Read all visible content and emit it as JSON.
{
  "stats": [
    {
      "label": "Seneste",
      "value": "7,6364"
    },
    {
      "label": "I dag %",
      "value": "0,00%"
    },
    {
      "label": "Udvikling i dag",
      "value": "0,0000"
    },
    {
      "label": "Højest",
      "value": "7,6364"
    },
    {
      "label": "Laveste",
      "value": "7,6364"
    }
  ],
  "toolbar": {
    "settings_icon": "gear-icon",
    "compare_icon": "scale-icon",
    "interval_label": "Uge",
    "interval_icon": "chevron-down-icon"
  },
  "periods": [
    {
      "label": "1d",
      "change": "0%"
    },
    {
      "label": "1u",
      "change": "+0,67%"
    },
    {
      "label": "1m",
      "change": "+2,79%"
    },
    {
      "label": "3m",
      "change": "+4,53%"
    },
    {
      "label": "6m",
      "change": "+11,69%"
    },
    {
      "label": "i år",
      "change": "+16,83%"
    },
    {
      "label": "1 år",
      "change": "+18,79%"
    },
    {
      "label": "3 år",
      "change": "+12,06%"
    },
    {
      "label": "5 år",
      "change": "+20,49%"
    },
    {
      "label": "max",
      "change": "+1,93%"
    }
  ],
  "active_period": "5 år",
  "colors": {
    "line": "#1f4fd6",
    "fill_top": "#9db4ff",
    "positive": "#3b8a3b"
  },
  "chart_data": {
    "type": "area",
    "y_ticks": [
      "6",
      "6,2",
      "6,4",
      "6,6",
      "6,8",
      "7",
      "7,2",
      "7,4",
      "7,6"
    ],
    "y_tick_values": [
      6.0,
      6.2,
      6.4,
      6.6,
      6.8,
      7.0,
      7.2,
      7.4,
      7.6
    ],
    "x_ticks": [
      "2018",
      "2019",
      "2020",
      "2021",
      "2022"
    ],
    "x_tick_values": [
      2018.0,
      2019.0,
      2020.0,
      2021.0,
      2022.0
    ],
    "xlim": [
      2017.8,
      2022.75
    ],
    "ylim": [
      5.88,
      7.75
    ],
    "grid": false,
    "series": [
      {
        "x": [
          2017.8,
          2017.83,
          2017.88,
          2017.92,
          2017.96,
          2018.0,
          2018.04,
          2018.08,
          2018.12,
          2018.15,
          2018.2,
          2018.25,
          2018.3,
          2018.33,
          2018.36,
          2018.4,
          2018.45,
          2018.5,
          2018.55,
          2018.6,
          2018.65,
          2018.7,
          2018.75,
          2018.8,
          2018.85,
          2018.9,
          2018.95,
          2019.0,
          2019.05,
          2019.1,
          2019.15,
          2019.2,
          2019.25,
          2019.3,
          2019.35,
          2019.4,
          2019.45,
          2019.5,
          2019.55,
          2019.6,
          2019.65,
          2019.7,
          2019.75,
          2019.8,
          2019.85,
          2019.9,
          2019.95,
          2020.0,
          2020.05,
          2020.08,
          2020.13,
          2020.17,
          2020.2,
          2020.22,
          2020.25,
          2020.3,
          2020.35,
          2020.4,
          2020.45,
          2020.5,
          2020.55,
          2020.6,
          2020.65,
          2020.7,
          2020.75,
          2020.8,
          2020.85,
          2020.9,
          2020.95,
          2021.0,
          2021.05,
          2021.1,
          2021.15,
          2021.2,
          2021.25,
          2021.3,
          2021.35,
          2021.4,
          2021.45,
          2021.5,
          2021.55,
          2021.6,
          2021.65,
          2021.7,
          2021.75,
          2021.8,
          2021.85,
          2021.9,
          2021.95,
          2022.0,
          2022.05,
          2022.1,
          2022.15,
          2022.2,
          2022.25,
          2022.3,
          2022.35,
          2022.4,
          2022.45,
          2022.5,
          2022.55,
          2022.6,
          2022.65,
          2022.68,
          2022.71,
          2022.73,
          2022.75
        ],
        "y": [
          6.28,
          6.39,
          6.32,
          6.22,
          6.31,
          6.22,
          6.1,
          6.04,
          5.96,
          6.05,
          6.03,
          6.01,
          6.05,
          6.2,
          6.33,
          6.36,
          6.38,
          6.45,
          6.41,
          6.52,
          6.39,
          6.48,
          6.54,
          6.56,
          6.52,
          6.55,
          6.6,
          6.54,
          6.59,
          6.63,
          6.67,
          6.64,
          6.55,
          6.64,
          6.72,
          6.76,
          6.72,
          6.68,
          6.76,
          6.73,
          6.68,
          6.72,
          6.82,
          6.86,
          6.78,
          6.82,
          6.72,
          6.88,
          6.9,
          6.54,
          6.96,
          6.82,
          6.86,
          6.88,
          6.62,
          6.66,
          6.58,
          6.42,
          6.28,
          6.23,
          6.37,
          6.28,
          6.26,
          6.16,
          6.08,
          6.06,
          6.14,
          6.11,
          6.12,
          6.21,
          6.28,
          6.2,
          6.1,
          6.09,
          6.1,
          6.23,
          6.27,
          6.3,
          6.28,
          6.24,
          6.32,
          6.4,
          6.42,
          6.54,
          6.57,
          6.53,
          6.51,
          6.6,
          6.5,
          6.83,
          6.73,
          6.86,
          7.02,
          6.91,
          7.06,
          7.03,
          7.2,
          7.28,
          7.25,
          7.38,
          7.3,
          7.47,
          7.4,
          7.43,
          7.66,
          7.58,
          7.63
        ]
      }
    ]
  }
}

▶ [Do this] Output all preceding records character for character.

▶ [Output of the exercise]
Read all visible content and emit it as JSON.
{
  "stats": [
    {
      "label": "Seneste",
      "value": "7,6364"
    },
    {
      "label": "I dag %",
      "value": "0,00%"
    },
    {
      "label": "Udvikling i dag",
      "value": "0,0000"
    },
    {
      "label": "Højest",
      "value": "7,6364"
    },
    {
      "label": "Laveste",
      "value": "7,6364"
    }
  ],
  "toolbar": {
    "settings_icon": "gear-icon",
    "compare_icon": "scale-icon",
    "interval_label": "Uge",
    "interval_icon": "chevron-down-icon"
  },
  "periods": [
    {
      "label": "1d",
      "change": "0%"
    },
    {
      "label": "1u",
      "change": "+0,67%"
    },
    {
      "label": "1m",
      "change": "+2,79%"
    },
    {
      "label": "3m",
      "change": "+4,53%"
    },
    {
      "label": "6m",
      "change": "+11,69%"
    },
    {
      "label": "i år",
      "change": "+16,83%"
    },
    {
      "label": "1 år",
      "change": "+18,79%"
    },
    {
      "label": "3 år",
      "change": "+12,06%"
    },
    {
      "label": "5 år",
      "change": "+20,49%"
    },
    {
      "label": "max",
      "change": "+1,93%"
    }
  ],
  "active_period": "5 år",
  "colors": {
    "line": "#1f4fd6",
    "fill_top": "#9db4ff",
    "positive": "#3b8a3b"
  },
  "chart_data": {
    "type": "area",
    "y_ticks": [
      "6",
      "6,2",
      "6,4",
      "6,6",
      "6,8",
      "7",
      "7,2",
      "7,4",
      "7,6"
    ],
    "y_tick_values": [
      6.0,
      6.2,
      6.4,
      6.6,
      6.8,
      7.0,
      7.2,
      7.4,
      7.6
    ],
    "x_ticks": [
      "2018",
      "2019",
      "2020",
      "2021",
      "2022"
    ],
    "x_tick_values": [
      2018.0,
      2019.0,
      2020.0,
      2021.0,
      2022.0
    ],
    "xlim": [
      2017.8,
      2022.75
    ],
    "ylim": [
      5.88,
      7.75
    ],
    "grid": false,
    "series": [
      {
        "x": [
          2017.8,
          2017.83,
          2017.88,
          2017.92,
          2017.96,
          2018.0,
          2018.04,
          2018.08,
          2018.12,
          2018.15,
          2018.2,
          2018.25,
          2018.3,
          2018.33,
          2018.36,
          2018.4,
          2018.45,
          2018.5,
          2018.55,
          2018.6,
          2018.65,
          2018.7,
          2018.75,
          2018.8,
          2018.85,
          2018.9,
          2018.95,
          2019.0,
          2019.05,
          2019.1,
          2019.15,
          2019.2,
          2019.25,
          2019.3,
          2019.35,
          2019.4,
          2019.45,
          2019.5,
          2019.55,
          2019.6,
          2019.65,
          2019.7,
          2019.75,
          2019.8,
          2019.85,
          2019.9,
          2019.95,
          2020.0,
          2020.05,
          2020.08,
          2020.13,
          2020.17,
          2020.2,
          2020.22,
          2020.25,
          2020.3,
          2020.35,
          2020.4,
          2020.45,
          2020.5,
          2020.55,
          2020.6,
          2020.65,
          2020.7,
          2020.75,
          2020.8,
          2020.85,
          2020.9,
          2020.95,
          2021.0,
          2021.05,
          2021.1,
          2021.15,
          2021.2,
          2021.25,
          2021.3,
          2021.35,
          2021.4,
          2021.45,
          2021.5,
          2021.55,
          2021.6,
          2021.65,
          2021.7,
          2021.75,
          2021.8,
          2021.85,
          2021.9,
          2021.95,
          2022.0,
          2022.05,
          2022.1,
          2022.15,
          2022.2,
          2022.25,
          2022.3,
          2022.35,
          2022.4,
          2022.45,
          2022.5,
          2022.55,
          2022.6,
          2022.65,
          2022.68,
          2022.71,
          2022.73,
          2022.75
        ],
        "y": [
          6.28,
          6.39,
          6.32,
          6.22,
          6.31,
          6.22,
          6.1,
          6.04,
          5.96,
          6.05,
          6.03,
          6.01,
          6.05,
          6.2,
          6.33,
          6.36,
          6.38,
          6.45,
          6.41,
          6.52,
          6.39,
          6.48,
          6.54,
          6.56,
          6.52,
          6.55,
          6.6,
          6.54,
          6.59,
          6.63,
          6.67,
          6.64,
          6.55,
          6.64,
          6.72,
          6.76,
          6.72,
          6.68,
          6.76,
          6.73,
          6.68,
          6.72,
          6.82,
          6.86,
          6.78,
          6.82,
          6.72,
          6.88,
          6.9,
          6.54,
          6.96,
          6.82,
          6.86,
          6.88,
          6.62,
          6.66,
          6.58,
          6.42,
          6.28,
          6.23,
          6.37,
          6.28,
          6.26,
          6.16,
          6.08,
          6.06,
          6.14,
          6.11,
          6.12,
          6.21,
          6.28,
          6.2,
          6.1,
          6.09,
          6.1,
          6.23,
          6.27,
          6.3,
          6.28,
          6.24,
          6.32,
          6.4,
          6.42,
          6.54,
          6.57,
          6.53,
          6.51,
          6.6,
          6.5,
          6.83,
          6.73,
          6.86,
          7.02,
          6.91,
          7.06,
          7.03,
          7.2,
          7.28,
          7.25,
          7.38,
          7.3,
          7.47,
          7.4,
          7.43,
          7.66,
          7.58,
          7.63
        ]
      }
    ]
  }
}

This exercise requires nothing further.